— start of Excerpted text —
CAW elect Ken Lewenza president
By John McCrank
TORONTO (Reuters) - The Canadian Auto Workers elected longtime union activist Ken Lewenza as its president on Saturday, bringing what outgoing President Buzz Hargrove has said is a change "more in style than substance."
Lewenza, 54, is expected to hold the union's tough line on issues like refusing concessions in contract talks, rejecting a two-tier system for wages, and lobbying the government on trade issues it sees as unfair.
The Windsor, Ontario, native has spent 14 years as president of the CAW Local 444 in Windsor, which many see as one of the most militant in Canada.
He had no competition in the race to head the union, which has seen its power ebb as automakers run into problems selling their larger cars and trucks in North America.
"It's incredible, the kind of popularity and the confidence he commands in the rank and file of the CAW, or with the workers in general," said Pradeep Kumar, professor emeritus at Queens University in Kingston, Ontario.
— end of Excerpted text —
— start of Dataset section —
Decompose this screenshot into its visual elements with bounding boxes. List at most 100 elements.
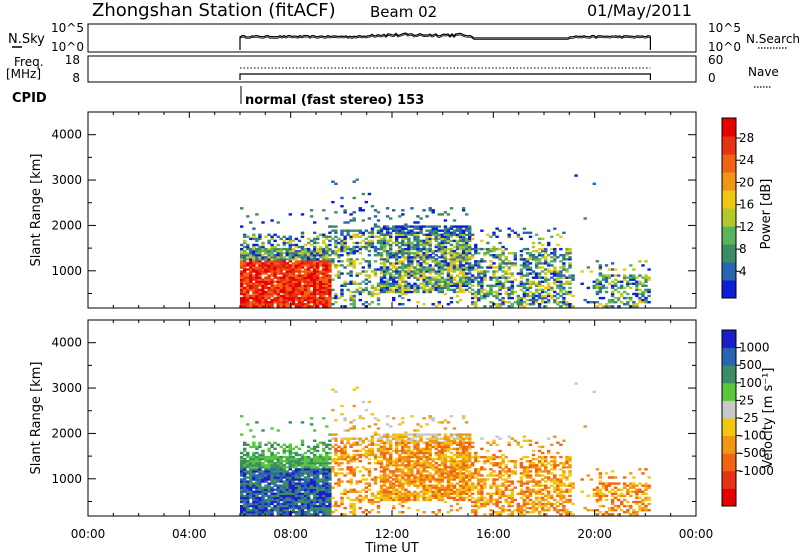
— end of Dataset section —
• **Stated goal**:
Pull out the full Reuters story above about the Canadian Auto Workers electing Ken Lewenza as president and reproduce it word for word, from the headline to the last line.

• **Task result**:
CAW elect Ken Lewenza president
By John McCrank
TORONTO (Reuters) - The Canadian Auto Workers elected longtime union activist Ken Lewenza as its president on Saturday, bringing what outgoing President Buzz Hargrove has said is a change "more in style than substance."
Lewenza, 54, is expected to hold the union's tough line on issues like refusing concessions in contract talks, rejecting a two-tier system for wages, and lobbying the government on trade issues it sees as unfair.
The Windsor, Ontario, native has spent 14 years as president of the CAW Local 444 in Windsor, which many see as one of the most militant in Canada.
He had no competition in the race to head the union, which has seen its power ebb as automakers run into problems selling their larger cars and trucks in North America.
"It's incredible, the kind of popularity and the confidence he commands in the rank and file of the CAW, or with the workers in general," said Pradeep Kumar, professor emeritus at Queens University in Kingston, Ontario.